What follows is a listing to be transcribed exactly.
>> start Given records
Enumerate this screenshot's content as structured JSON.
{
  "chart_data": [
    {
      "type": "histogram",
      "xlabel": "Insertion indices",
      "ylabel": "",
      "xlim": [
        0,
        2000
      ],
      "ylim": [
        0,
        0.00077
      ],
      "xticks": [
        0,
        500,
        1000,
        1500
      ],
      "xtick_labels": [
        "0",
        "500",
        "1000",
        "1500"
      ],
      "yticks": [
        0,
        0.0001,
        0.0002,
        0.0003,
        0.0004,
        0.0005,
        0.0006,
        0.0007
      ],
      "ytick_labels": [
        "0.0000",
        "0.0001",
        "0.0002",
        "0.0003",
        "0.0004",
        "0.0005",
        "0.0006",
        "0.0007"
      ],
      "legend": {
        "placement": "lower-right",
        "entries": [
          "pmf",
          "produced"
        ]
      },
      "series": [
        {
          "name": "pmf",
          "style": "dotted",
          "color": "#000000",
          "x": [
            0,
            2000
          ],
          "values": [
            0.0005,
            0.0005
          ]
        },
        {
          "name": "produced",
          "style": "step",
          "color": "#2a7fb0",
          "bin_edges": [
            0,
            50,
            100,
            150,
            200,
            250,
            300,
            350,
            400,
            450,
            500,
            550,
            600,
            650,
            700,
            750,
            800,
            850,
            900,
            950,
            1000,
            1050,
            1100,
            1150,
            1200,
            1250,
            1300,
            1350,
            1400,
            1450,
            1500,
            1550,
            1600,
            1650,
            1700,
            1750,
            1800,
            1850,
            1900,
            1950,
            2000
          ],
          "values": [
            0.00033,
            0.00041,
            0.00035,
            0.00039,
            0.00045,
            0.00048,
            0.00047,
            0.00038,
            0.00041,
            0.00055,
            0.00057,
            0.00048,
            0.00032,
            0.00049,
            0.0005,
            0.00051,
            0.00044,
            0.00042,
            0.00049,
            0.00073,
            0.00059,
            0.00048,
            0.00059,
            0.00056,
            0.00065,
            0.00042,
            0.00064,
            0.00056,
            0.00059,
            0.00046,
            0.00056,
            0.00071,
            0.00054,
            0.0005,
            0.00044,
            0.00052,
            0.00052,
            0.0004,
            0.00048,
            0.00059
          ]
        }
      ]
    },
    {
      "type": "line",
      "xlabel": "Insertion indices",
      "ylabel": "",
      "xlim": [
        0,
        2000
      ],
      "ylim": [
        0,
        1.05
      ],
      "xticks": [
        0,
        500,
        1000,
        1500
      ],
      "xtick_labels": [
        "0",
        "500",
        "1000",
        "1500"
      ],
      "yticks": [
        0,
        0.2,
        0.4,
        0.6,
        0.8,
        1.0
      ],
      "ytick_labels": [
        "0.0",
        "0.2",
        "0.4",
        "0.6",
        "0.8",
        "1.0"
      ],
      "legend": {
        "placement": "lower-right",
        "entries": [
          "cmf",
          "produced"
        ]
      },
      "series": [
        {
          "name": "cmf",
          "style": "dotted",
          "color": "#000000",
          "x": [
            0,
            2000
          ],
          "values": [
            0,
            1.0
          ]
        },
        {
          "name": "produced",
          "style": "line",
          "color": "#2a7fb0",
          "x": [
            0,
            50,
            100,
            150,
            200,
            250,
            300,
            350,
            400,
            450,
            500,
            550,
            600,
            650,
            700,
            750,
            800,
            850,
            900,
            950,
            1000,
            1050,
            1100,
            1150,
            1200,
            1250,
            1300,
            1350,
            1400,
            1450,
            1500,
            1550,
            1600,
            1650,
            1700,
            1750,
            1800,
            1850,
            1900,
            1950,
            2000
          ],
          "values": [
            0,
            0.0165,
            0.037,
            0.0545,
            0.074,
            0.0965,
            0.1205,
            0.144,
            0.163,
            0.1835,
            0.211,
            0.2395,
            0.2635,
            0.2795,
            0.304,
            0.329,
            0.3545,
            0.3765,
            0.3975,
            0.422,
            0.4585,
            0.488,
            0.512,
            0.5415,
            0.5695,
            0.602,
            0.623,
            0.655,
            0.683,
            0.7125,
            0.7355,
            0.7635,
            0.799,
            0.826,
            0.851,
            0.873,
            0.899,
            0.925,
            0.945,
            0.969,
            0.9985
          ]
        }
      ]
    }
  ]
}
>> end Given records
Complete output →
Enumerate this screenshot's content as structured JSON.
{
  "chart_data": [
    {
      "type": "histogram",
      "xlabel": "Insertion indices",
      "ylabel": "",
      "xlim": [
        0,
        2000
      ],
      "ylim": [
        0,
        0.00077
      ],
      "xticks": [
        0,
        500,
        1000,
        1500
      ],
      "xtick_labels": [
        "0",
        "500",
        "1000",
        "1500"
      ],
      "yticks": [
        0,
        0.0001,
        0.0002,
        0.0003,
        0.0004,
        0.0005,
        0.0006,
        0.0007
      ],
      "ytick_labels": [
        "0.0000",
        "0.0001",
        "0.0002",
        "0.0003",
        "0.0004",
        "0.0005",
        "0.0006",
        "0.0007"
      ],
      "legend": {
        "placement": "lower-right",
        "entries": [
          "pmf",
          "produced"
        ]
      },
      "series": [
        {
          "name": "pmf",
          "style": "dotted",
          "color": "#000000",
          "x": [
            0,
            2000
          ],
          "values": [
            0.0005,
            0.0005
          ]
        },
        {
          "name": "produced",
          "style": "step",
          "color": "#2a7fb0",
          "bin_edges": [
            0,
            50,
            100,
            150,
            200,
            250,
            300,
            350,
            400,
            450,
            500,
            550,
            600,
            650,
            700,
            750,
            800,
            850,
            900,
            950,
            1000,
            1050,
            1100,
            1150,
            1200,
            1250,
            1300,
            1350,
            1400,
            1450,
            1500,
            1550,
            1600,
            1650,
            1700,
            1750,
            1800,
            1850,
            1900,
            1950,
            2000
          ],
          "values": [
            0.00033,
            0.00041,
            0.00035,
            0.00039,
            0.00045,
            0.00048,
            0.00047,
            0.00038,
            0.00041,
            0.00055,
            0.00057,
            0.00048,
            0.00032,
            0.00049,
            0.0005,
            0.00051,
            0.00044,
            0.00042,
            0.00049,
            0.00073,
            0.00059,
            0.00048,
            0.00059,
            0.00056,
            0.00065,
            0.00042,
            0.00064,
            0.00056,
            0.00059,
            0.00046,
            0.00056,
            0.00071,
            0.00054,
            0.0005,
            0.00044,
            0.00052,
            0.00052,
            0.0004,
            0.00048,
            0.00059
          ]
        }
      ]
    },
    {
      "type": "line",
      "xlabel": "Insertion indices",
      "ylabel": "",
      "xlim": [
        0,
        2000
      ],
      "ylim": [
        0,
        1.05
      ],
      "xticks": [
        0,
        500,
        1000,
        1500
      ],
      "xtick_labels": [
        "0",
        "500",
        "1000",
        "1500"
      ],
      "yticks": [
        0,
        0.2,
        0.4,
        0.6,
        0.8,
        1.0
      ],
      "ytick_labels": [
        "0.0",
        "0.2",
        "0.4",
        "0.6",
        "0.8",
        "1.0"
      ],
      "legend": {
        "placement": "lower-right",
        "entries": [
          "cmf",
          "produced"
        ]
      },
      "series": [
        {
          "name": "cmf",
          "style": "dotted",
          "color": "#000000",
          "x": [
            0,
            2000
          ],
          "values": [
            0,
            1.0
          ]
        },
        {
          "name": "produced",
          "style": "line",
          "color": "#2a7fb0",
          "x": [
            0,
            50,
            100,
            150,
            200,
            250,
            300,
            350,
            400,
            450,
            500,
            550,
            600,
            650,
            700,
            750,
            800,
            850,
            900,
            950,
            1000,
            1050,
            1100,
            1150,
            1200,
            1250,
            1300,
            1350,
            1400,
            1450,
            1500,
            1550,
            1600,
            1650,
            1700,
            1750,
            1800,
            1850,
            1900,
            1950,
            2000
          ],
          "values": [
            0,
            0.0165,
            0.037,
            0.0545,
            0.074,
            0.0965,
            0.1205,
            0.144,
            0.163,
            0.1835,
            0.211,
            0.2395,
            0.2635,
            0.2795,
            0.304,
            0.329,
            0.3545,
            0.3765,
            0.3975,
            0.422,
            0.4585,
            0.488,
            0.512,
            0.5415,
            0.5695,
            0.602,
            0.623,
            0.655,
            0.683,
            0.7125,
            0.7355,
            0.7635,
            0.799,
            0.826,
            0.851,
            0.873,
            0.899,
            0.925,
            0.945,
            0.969,
            0.9985
          ]
        }
      ]
    }
  ]
}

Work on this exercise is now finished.